- [GOAL OF THE EXERCISE]
Transcribe the records in full, keeping every character as it is.

── RAW DATA ──

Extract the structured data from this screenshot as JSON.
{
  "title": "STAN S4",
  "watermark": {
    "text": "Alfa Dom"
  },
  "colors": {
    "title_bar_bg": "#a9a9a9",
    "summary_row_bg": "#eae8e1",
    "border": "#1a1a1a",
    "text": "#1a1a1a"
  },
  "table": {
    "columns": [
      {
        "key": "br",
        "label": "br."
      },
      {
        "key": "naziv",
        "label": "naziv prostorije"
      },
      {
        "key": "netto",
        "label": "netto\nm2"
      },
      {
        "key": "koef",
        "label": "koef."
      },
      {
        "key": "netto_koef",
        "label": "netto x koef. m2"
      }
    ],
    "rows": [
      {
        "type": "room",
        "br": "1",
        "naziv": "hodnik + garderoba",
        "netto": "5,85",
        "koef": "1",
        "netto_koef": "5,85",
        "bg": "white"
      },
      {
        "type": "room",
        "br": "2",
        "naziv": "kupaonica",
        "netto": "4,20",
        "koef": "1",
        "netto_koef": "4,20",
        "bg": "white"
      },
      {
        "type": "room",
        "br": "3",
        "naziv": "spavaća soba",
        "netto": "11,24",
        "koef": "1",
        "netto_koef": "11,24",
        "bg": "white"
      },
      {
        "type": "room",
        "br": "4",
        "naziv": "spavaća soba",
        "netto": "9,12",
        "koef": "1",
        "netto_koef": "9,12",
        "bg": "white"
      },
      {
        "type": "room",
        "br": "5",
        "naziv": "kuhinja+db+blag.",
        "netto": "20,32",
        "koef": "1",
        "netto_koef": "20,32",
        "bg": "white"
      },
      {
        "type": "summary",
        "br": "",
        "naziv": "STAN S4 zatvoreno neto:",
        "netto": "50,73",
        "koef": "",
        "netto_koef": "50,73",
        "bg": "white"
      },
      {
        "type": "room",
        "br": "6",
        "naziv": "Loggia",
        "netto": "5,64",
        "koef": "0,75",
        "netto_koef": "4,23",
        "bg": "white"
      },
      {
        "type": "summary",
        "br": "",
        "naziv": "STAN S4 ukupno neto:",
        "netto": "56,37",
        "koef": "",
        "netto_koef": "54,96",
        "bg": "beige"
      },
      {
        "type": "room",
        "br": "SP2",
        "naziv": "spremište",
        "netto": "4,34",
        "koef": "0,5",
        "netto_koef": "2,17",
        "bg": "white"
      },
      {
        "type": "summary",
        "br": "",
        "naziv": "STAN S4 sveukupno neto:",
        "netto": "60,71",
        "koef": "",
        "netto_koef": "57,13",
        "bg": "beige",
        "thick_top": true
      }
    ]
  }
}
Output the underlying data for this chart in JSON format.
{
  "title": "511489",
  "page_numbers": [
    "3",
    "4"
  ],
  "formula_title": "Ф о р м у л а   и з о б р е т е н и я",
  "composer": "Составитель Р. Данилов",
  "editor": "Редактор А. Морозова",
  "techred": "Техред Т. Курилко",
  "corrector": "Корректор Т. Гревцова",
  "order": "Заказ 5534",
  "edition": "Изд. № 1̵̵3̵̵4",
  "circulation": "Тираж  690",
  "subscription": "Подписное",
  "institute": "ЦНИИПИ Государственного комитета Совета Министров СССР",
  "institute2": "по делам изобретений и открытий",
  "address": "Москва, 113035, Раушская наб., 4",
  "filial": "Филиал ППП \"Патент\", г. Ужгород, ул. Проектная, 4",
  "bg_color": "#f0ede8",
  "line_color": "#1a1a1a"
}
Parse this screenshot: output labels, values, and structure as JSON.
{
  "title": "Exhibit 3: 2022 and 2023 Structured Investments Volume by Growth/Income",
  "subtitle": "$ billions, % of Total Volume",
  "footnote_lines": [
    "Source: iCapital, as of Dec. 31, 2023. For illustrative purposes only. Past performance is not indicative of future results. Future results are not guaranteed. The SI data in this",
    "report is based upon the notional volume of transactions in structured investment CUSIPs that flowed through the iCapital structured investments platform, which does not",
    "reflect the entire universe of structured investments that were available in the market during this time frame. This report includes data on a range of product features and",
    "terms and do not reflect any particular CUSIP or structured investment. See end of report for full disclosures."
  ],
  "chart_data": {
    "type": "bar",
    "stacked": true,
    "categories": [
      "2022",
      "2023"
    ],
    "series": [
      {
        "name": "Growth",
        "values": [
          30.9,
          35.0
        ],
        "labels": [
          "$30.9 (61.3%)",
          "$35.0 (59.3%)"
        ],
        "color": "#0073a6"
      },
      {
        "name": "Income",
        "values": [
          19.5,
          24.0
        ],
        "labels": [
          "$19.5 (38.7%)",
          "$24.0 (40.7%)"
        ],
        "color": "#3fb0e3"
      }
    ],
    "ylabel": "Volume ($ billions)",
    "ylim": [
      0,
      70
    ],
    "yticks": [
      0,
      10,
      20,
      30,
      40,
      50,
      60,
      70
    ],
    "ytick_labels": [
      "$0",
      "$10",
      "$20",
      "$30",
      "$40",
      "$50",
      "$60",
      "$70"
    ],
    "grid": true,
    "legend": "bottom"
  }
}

───

- [OUTPUT FOR THIS TASK]
Extract the structured data from this screenshot as JSON.
{
  "title": "STAN S4",
  "watermark": {
    "text": "Alfa Dom"
  },
  "colors": {
    "title_bar_bg": "#a9a9a9",
    "summary_row_bg": "#eae8e1",
    "border": "#1a1a1a",
    "text": "#1a1a1a"
  },
  "table": {
    "columns": [
      {
        "key": "br",
        "label": "br."
      },
      {
        "key": "naziv",
        "label": "naziv prostorije"
      },
      {
        "key": "netto",
        "label": "netto\nm2"
      },
      {
        "key": "koef",
        "label": "koef."
      },
      {
        "key": "netto_koef",
        "label": "netto x koef. m2"
      }
    ],
    "rows": [
      {
        "type": "room",
        "br": "1",
        "naziv": "hodnik + garderoba",
        "netto": "5,85",
        "koef": "1",
        "netto_koef": "5,85",
        "bg": "white"
      },
      {
        "type": "room",
        "br": "2",
        "naziv": "kupaonica",
        "netto": "4,20",
        "koef": "1",
        "netto_koef": "4,20",
        "bg": "white"
      },
      {
        "type": "room",
        "br": "3",
        "naziv": "spavaća soba",
        "netto": "11,24",
        "koef": "1",
        "netto_koef": "11,24",
        "bg": "white"
      },
      {
        "type": "room",
        "br": "4",
        "naziv": "spavaća soba",
        "netto": "9,12",
        "koef": "1",
        "netto_koef": "9,12",
        "bg": "white"
      },
      {
        "type": "room",
        "br": "5",
        "naziv": "kuhinja+db+blag.",
        "netto": "20,32",
        "koef": "1",
        "netto_koef": "20,32",
        "bg": "white"
      },
      {
        "type": "summary",
        "br": "",
        "naziv": "STAN S4 zatvoreno neto:",
        "netto": "50,73",
        "koef": "",
        "netto_koef": "50,73",
        "bg": "white"
      },
      {
        "type": "room",
        "br": "6",
        "naziv": "Loggia",
        "netto": "5,64",
        "koef": "0,75",
        "netto_koef": "4,23",
        "bg": "white"
      },
      {
        "type": "summary",
        "br": "",
        "naziv": "STAN S4 ukupno neto:",
        "netto": "56,37",
        "koef": "",
        "netto_koef": "54,96",
        "bg": "beige"
      },
      {
        "type": "room",
        "br": "SP2",
        "naziv": "spremište",
        "netto": "4,34",
        "koef": "0,5",
        "netto_koef": "2,17",
        "bg": "white"
      },
      {
        "type": "summary",
        "br": "",
        "naziv": "STAN S4 sveukupno neto:",
        "netto": "60,71",
        "koef": "",
        "netto_koef": "57,13",
        "bg": "beige",
        "thick_top": true
      }
    ]
  }
}
Output the underlying data for this chart in JSON format.
{
  "title": "511489",
  "page_numbers": [
    "3",
    "4"
  ],
  "formula_title": "Ф о р м у л а   и з о б р е т е н и я",
  "composer": "Составитель Р. Данилов",
  "editor": "Редактор А. Морозова",
  "techred": "Техред Т. Курилко",
  "corrector": "Корректор Т. Гревцова",
  "order": "Заказ 5534",
  "edition": "Изд. № 1̵̵3̵̵4",
  "circulation": "Тираж  690",
  "subscription": "Подписное",
  "institute": "ЦНИИПИ Государственного комитета Совета Министров СССР",
  "institute2": "по делам изобретений и открытий",
  "address": "Москва, 113035, Раушская наб., 4",
  "filial": "Филиал ППП \"Патент\", г. Ужгород, ул. Проектная, 4",
  "bg_color": "#f0ede8",
  "line_color": "#1a1a1a"
}
Parse this screenshot: output labels, values, and structure as JSON.
{
  "title": "Exhibit 3: 2022 and 2023 Structured Investments Volume by Growth/Income",
  "subtitle": "$ billions, % of Total Volume",
  "footnote_lines": [
    "Source: iCapital, as of Dec. 31, 2023. For illustrative purposes only. Past performance is not indicative of future results. Future results are not guaranteed. The SI data in this",
    "report is based upon the notional volume of transactions in structured investment CUSIPs that flowed through the iCapital structured investments platform, which does not",
    "reflect the entire universe of structured investments that were available in the market during this time frame. This report includes data on a range of product features and",
    "terms and do not reflect any particular CUSIP or structured investment. See end of report for full disclosures."
  ],
  "chart_data": {
    "type": "bar",
    "stacked": true,
    "categories": [
      "2022",
      "2023"
    ],
    "series": [
      {
        "name": "Growth",
        "values": [
          30.9,
          35.0
        ],
        "labels": [
          "$30.9 (61.3%)",
          "$35.0 (59.3%)"
        ],
        "color": "#0073a6"
      },
      {
        "name": "Income",
        "values": [
          19.5,
          24.0
        ],
        "labels": [
          "$19.5 (38.7%)",
          "$24.0 (40.7%)"
        ],
        "color": "#3fb0e3"
      }
    ],
    "ylabel": "Volume ($ billions)",
    "ylim": [
      0,
      70
    ],
    "yticks": [
      0,
      10,
      20,
      30,
      40,
      50,
      60,
      70
    ],
    "ytick_labels": [
      "$0",
      "$10",
      "$20",
      "$30",
      "$40",
      "$50",
      "$60",
      "$70"
    ],
    "grid": true,
    "legend": "bottom"
  }
}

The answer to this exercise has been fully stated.